### REQUIRED WORK
Find and copy lines holding "Dolega".

_ _ _ _

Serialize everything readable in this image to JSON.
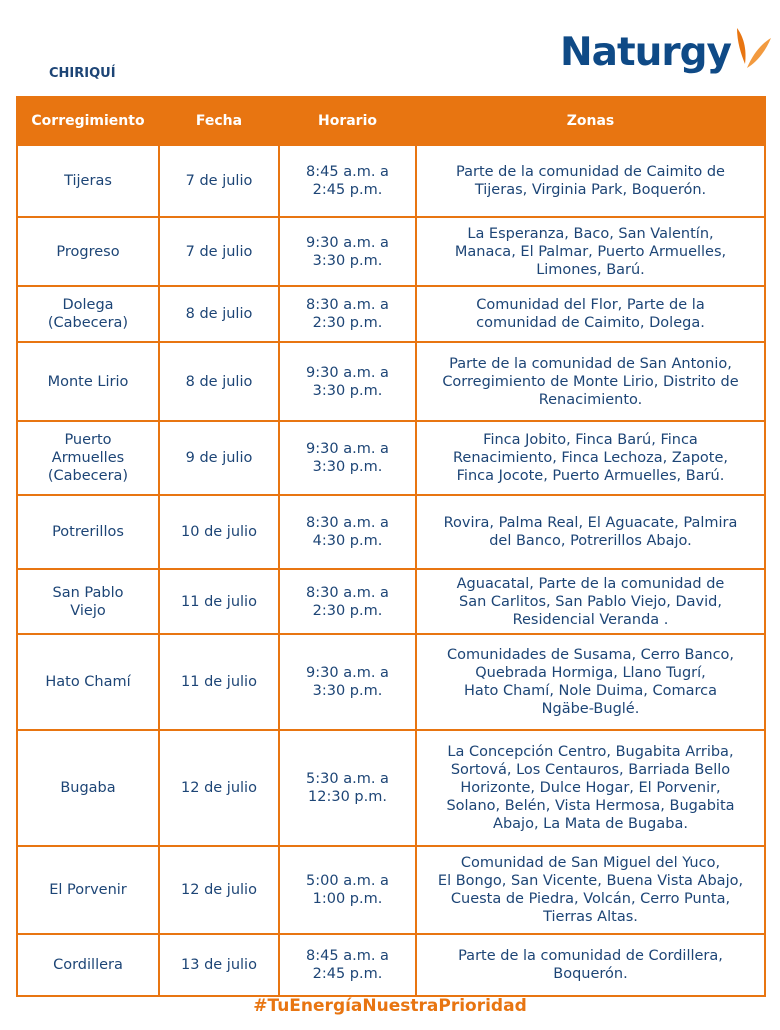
{
  "region": "CHIRIQUÍ",
  "logo": {
    "text": "Naturgy",
    "brand_color": "#0f4a86",
    "accent_color": "#e87511"
  },
  "table": {
    "headers": [
      "Corregimiento",
      "Fecha",
      "Horario",
      "Zonas"
    ],
    "rows": [
      {
        "corregimiento": "Tijeras",
        "fecha": "7 de julio",
        "horario": "8:45 a.m. a\n2:45 p.m.",
        "zonas": "Parte de la comunidad de Caimito de\nTijeras, Virginia Park, Boquerón."
      },
      {
        "corregimiento": "Progreso",
        "fecha": "7 de julio",
        "horario": "9:30 a.m. a\n3:30 p.m.",
        "zonas": "La Esperanza, Baco, San Valentín,\nManaca, El Palmar, Puerto Armuelles,\nLimones, Barú."
      },
      {
        "corregimiento": "Dolega\n(Cabecera)",
        "fecha": "8 de julio",
        "horario": "8:30 a.m. a\n2:30 p.m.",
        "zonas": "Comunidad del Flor, Parte de la\ncomunidad de Caimito, Dolega."
      },
      {
        "corregimiento": "Monte Lirio",
        "fecha": "8 de julio",
        "horario": "9:30 a.m. a\n3:30 p.m.",
        "zonas": "Parte de la comunidad de San Antonio,\nCorregimiento de Monte Lirio, Distrito de\nRenacimiento."
      },
      {
        "corregimiento": "Puerto\nArmuelles\n(Cabecera)",
        "fecha": "9 de julio",
        "horario": "9:30 a.m. a\n3:30 p.m.",
        "zonas": "Finca Jobito, Finca Barú, Finca\nRenacimiento, Finca Lechoza, Zapote,\nFinca Jocote, Puerto Armuelles, Barú."
      },
      {
        "corregimiento": "Potrerillos",
        "fecha": "10 de julio",
        "horario": "8:30 a.m. a\n4:30 p.m.",
        "zonas": "Rovira, Palma Real, El Aguacate, Palmira\ndel Banco, Potrerillos Abajo."
      },
      {
        "corregimiento": "San Pablo\nViejo",
        "fecha": "11 de julio",
        "horario": "8:30 a.m. a\n2:30 p.m.",
        "zonas": "Aguacatal, Parte de la comunidad de\nSan Carlitos, San Pablo Viejo, David,\nResidencial Veranda ."
      },
      {
        "corregimiento": "Hato Chamí",
        "fecha": "11 de julio",
        "horario": "9:30 a.m. a\n3:30 p.m.",
        "zonas": "Comunidades de Susama, Cerro Banco,\nQuebrada Hormiga, Llano Tugrí,\nHato Chamí, Nole Duima, Comarca\nNgäbe-Buglé."
      },
      {
        "corregimiento": "Bugaba",
        "fecha": "12 de julio",
        "horario": "5:30 a.m. a\n12:30 p.m.",
        "zonas": "La Concepción Centro, Bugabita Arriba,\nSortová, Los Centauros, Barriada Bello\nHorizonte, Dulce Hogar, El Porvenir,\nSolano, Belén, Vista Hermosa, Bugabita\nAbajo, La Mata de Bugaba."
      },
      {
        "corregimiento": "El Porvenir",
        "fecha": "12 de julio",
        "horario": "5:00 a.m. a\n1:00 p.m.",
        "zonas": "Comunidad de San Miguel del Yuco,\nEl Bongo, San Vicente, Buena Vista Abajo,\nCuesta de Piedra, Volcán, Cerro Punta,\nTierras Altas."
      },
      {
        "corregimiento": "Cordillera",
        "fecha": "13 de julio",
        "horario": "8:45 a.m. a\n2:45 p.m.",
        "zonas": "Parte de la comunidad de Cordillera,\nBoquerón."
      }
    ]
  },
  "footer": "#TuEnergíaNuestraPrioridad"
}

_ _ _ _

### FINAL RESULT
        "corregimiento": "Dolega\n(Cabecera)",
        "zonas": "Comunidad del Flor, Parte de la\ncomunidad de Caimito, Dolega."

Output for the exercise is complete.